TASK DESCRIPTION
Copy out the records word for word, from the very first line down to and including the line that holds "total-area-cell: 7 403,20 — [672, 445, 788, 508]".

--- start DATA PROVIDED ---

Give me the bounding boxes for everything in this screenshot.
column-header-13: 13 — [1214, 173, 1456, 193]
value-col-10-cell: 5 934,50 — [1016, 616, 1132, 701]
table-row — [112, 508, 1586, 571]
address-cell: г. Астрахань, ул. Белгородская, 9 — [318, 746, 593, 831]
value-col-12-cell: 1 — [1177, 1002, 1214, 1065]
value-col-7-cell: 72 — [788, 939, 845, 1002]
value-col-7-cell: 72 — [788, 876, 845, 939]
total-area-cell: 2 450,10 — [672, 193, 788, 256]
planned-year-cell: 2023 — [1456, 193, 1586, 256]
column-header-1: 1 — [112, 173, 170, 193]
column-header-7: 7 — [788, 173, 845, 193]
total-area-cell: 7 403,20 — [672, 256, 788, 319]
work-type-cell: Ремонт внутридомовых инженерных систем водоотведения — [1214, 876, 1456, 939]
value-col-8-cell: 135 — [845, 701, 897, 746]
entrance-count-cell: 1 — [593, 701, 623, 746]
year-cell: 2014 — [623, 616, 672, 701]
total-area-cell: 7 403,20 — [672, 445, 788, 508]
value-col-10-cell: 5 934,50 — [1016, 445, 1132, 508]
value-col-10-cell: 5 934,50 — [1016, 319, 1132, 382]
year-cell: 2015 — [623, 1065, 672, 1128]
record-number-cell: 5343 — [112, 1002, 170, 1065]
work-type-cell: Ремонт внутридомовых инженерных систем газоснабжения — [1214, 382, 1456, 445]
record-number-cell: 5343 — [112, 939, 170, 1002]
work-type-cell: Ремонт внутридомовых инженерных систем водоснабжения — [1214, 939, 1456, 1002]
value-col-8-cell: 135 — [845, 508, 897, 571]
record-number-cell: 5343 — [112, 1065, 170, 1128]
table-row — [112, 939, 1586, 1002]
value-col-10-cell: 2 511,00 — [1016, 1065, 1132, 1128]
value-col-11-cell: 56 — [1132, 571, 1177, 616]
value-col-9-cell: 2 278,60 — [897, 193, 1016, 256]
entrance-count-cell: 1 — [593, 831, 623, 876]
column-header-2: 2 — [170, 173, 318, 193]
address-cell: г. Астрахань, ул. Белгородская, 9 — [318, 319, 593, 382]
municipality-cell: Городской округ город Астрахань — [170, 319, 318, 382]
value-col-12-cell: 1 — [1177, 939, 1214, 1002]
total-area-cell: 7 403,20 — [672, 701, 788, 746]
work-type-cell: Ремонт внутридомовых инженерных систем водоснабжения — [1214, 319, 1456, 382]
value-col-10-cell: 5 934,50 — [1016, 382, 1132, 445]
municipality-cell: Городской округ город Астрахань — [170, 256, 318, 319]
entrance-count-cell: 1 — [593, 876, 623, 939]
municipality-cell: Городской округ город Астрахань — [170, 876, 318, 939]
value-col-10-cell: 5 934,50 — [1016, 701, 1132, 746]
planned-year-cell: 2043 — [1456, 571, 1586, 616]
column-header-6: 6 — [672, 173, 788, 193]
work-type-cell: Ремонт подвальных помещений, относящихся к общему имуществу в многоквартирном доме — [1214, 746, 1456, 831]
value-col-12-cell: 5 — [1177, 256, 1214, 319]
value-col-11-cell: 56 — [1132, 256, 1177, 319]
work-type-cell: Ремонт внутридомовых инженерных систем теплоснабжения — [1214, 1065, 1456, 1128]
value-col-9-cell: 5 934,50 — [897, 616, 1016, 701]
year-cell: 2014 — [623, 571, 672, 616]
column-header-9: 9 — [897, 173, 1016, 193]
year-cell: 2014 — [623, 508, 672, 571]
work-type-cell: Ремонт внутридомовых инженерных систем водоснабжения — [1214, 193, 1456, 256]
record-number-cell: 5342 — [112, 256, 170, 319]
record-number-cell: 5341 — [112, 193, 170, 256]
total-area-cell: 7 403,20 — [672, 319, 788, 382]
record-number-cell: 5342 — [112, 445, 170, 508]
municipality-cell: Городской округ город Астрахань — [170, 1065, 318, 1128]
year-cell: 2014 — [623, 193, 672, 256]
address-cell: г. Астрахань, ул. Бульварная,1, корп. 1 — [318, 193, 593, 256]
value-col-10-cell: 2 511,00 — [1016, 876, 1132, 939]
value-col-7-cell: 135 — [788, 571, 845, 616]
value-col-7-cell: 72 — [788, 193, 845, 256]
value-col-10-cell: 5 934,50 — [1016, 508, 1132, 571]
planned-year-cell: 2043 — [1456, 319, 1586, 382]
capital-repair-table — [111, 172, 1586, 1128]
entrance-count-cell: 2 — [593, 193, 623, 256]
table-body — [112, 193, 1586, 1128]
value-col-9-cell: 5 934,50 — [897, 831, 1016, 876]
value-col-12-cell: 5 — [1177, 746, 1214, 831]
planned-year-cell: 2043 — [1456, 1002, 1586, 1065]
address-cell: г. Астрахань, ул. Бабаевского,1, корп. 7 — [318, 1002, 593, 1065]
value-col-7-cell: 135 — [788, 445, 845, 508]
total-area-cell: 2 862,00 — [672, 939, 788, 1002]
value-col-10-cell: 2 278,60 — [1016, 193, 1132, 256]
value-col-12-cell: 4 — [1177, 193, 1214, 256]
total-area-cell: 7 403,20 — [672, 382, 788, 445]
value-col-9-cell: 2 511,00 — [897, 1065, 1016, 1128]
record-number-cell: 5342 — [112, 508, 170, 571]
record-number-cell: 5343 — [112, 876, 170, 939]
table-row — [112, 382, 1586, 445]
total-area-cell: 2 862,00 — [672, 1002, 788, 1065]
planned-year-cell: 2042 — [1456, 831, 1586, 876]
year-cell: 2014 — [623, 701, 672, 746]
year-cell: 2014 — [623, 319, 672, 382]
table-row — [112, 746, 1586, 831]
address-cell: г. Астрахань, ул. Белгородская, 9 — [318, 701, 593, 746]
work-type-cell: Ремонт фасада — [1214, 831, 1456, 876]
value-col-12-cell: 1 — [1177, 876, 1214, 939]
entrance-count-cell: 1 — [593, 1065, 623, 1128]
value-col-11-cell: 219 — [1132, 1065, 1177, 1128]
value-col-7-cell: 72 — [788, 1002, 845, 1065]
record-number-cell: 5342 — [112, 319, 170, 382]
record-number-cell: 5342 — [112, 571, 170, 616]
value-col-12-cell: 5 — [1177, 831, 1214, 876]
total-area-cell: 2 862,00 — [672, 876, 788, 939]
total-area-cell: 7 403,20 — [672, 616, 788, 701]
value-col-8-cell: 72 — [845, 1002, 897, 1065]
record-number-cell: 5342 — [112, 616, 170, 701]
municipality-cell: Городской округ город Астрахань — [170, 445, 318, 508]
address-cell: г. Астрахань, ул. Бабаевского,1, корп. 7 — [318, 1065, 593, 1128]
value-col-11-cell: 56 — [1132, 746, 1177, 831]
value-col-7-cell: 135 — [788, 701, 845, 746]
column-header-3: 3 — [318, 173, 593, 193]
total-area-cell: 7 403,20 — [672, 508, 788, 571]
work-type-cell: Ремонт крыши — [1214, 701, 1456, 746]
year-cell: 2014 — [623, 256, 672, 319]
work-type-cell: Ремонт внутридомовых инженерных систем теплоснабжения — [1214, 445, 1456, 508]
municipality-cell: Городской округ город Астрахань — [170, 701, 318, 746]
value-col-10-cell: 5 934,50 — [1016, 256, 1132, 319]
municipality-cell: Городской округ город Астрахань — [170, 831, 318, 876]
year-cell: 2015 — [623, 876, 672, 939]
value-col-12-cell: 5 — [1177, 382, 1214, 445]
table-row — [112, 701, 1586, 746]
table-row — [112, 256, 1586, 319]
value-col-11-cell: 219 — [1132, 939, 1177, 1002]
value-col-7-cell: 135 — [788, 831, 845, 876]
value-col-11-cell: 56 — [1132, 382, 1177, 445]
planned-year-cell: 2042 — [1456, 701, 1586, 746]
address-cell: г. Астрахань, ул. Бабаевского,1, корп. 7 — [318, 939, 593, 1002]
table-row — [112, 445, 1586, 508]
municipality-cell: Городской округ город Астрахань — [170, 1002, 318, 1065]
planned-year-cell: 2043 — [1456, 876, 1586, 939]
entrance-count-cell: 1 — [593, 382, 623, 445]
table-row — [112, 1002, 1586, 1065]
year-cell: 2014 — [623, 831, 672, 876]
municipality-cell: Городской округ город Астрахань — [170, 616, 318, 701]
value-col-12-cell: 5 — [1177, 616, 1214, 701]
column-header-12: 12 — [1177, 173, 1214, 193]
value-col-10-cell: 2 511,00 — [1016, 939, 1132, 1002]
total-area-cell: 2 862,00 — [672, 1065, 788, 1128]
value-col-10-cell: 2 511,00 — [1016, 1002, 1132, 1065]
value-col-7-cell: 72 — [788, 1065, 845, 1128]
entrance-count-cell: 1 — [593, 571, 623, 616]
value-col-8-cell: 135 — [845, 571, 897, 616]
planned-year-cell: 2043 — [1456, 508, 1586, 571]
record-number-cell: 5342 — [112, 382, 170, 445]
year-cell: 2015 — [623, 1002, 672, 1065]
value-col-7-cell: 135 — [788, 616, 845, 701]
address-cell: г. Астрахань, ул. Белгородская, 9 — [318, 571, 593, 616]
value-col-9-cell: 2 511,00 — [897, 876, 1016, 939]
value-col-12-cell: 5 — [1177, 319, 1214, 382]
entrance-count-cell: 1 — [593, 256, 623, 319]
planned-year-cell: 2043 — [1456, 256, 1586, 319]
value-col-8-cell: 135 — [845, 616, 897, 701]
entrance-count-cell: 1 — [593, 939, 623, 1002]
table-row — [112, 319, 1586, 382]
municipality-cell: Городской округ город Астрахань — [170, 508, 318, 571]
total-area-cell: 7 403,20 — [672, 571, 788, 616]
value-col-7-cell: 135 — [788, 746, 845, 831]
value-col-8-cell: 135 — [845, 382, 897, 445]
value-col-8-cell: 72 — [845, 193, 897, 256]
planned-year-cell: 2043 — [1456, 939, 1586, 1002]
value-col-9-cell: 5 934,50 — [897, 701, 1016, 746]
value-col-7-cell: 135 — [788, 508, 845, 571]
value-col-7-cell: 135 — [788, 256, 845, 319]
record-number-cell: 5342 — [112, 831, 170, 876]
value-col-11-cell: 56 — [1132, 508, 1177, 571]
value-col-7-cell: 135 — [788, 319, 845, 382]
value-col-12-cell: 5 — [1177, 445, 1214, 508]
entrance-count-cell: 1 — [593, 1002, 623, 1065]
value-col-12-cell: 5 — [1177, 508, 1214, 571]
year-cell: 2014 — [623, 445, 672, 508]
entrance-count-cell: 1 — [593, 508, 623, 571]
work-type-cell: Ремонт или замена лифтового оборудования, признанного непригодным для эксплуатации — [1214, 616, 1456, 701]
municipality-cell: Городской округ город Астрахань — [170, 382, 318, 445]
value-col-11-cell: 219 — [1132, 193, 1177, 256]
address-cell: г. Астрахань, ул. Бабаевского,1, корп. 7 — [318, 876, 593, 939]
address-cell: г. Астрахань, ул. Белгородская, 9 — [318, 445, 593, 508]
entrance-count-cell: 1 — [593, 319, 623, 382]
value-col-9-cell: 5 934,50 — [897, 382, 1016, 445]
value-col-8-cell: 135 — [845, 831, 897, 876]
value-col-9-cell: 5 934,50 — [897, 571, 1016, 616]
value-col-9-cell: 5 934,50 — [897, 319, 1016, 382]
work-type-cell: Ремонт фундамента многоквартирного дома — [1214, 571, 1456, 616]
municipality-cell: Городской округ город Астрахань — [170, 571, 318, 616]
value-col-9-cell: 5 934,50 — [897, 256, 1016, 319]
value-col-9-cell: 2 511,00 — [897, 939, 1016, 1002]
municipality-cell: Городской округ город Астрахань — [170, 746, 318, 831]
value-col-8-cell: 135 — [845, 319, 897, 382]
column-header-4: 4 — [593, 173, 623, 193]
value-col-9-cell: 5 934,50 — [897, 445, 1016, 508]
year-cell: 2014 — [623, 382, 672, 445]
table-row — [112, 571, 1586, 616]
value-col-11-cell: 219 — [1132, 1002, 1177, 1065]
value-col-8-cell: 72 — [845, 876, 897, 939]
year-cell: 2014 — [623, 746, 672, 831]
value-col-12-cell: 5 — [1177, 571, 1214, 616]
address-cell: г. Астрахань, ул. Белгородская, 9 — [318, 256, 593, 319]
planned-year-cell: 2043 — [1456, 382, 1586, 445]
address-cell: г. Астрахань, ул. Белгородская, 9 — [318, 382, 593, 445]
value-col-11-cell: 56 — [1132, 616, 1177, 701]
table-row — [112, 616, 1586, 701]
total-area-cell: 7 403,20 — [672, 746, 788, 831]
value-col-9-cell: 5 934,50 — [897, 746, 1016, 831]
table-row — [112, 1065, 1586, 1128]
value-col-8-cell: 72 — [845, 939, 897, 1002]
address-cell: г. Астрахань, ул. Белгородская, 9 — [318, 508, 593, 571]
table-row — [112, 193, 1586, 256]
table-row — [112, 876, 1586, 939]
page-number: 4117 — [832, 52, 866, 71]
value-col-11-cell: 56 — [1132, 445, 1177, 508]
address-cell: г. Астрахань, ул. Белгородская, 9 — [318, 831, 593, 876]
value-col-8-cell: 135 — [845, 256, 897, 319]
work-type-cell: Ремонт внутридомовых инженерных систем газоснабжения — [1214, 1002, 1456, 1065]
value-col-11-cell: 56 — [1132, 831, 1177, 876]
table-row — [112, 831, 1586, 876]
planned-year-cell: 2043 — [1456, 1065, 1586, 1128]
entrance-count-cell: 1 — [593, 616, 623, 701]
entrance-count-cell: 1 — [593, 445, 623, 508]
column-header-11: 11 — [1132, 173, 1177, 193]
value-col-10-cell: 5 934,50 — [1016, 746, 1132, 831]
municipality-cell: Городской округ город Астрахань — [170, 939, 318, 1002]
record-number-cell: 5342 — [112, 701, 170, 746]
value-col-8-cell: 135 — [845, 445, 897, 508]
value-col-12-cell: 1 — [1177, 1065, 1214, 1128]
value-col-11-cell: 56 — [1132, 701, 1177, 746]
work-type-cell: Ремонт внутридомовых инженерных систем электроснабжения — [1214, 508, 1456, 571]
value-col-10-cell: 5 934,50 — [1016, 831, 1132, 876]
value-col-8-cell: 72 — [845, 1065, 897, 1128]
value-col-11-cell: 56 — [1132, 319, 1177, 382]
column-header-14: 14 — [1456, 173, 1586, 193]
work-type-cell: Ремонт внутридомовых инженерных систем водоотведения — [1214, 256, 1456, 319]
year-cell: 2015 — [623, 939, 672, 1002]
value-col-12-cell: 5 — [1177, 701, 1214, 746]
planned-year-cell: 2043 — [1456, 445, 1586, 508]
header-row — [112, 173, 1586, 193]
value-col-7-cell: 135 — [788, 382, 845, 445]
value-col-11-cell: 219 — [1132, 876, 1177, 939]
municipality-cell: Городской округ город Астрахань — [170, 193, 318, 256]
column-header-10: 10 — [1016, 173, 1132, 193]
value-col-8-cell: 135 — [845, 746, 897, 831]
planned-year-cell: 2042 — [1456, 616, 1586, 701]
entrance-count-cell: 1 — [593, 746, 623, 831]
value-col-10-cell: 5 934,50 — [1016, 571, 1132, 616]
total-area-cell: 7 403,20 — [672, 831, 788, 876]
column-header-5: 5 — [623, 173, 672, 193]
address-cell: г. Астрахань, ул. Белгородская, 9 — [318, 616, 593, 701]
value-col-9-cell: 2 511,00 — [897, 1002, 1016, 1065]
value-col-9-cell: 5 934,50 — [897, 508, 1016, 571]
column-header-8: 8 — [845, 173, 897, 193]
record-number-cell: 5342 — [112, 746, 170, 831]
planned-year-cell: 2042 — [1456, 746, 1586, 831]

--- end DATA PROVIDED ---

TASK ANSWER
Give me the bounding boxes for everything in this screenshot.
column-header-13: 13 — [1214, 173, 1456, 193]
value-col-10-cell: 5 934,50 — [1016, 616, 1132, 701]
table-row — [112, 508, 1586, 571]
address-cell: г. Астрахань, ул. Белгородская, 9 — [318, 746, 593, 831]
value-col-12-cell: 1 — [1177, 1002, 1214, 1065]
value-col-7-cell: 72 — [788, 939, 845, 1002]
value-col-7-cell: 72 — [788, 876, 845, 939]
total-area-cell: 2 450,10 — [672, 193, 788, 256]
planned-year-cell: 2023 — [1456, 193, 1586, 256]
column-header-1: 1 — [112, 173, 170, 193]
column-header-7: 7 — [788, 173, 845, 193]
total-area-cell: 7 403,20 — [672, 256, 788, 319]
work-type-cell: Ремонт внутридомовых инженерных систем водоотведения — [1214, 876, 1456, 939]
value-col-8-cell: 135 — [845, 701, 897, 746]
entrance-count-cell: 1 — [593, 701, 623, 746]
year-cell: 2014 — [623, 616, 672, 701]
total-area-cell: 7 403,20 — [672, 445, 788, 508]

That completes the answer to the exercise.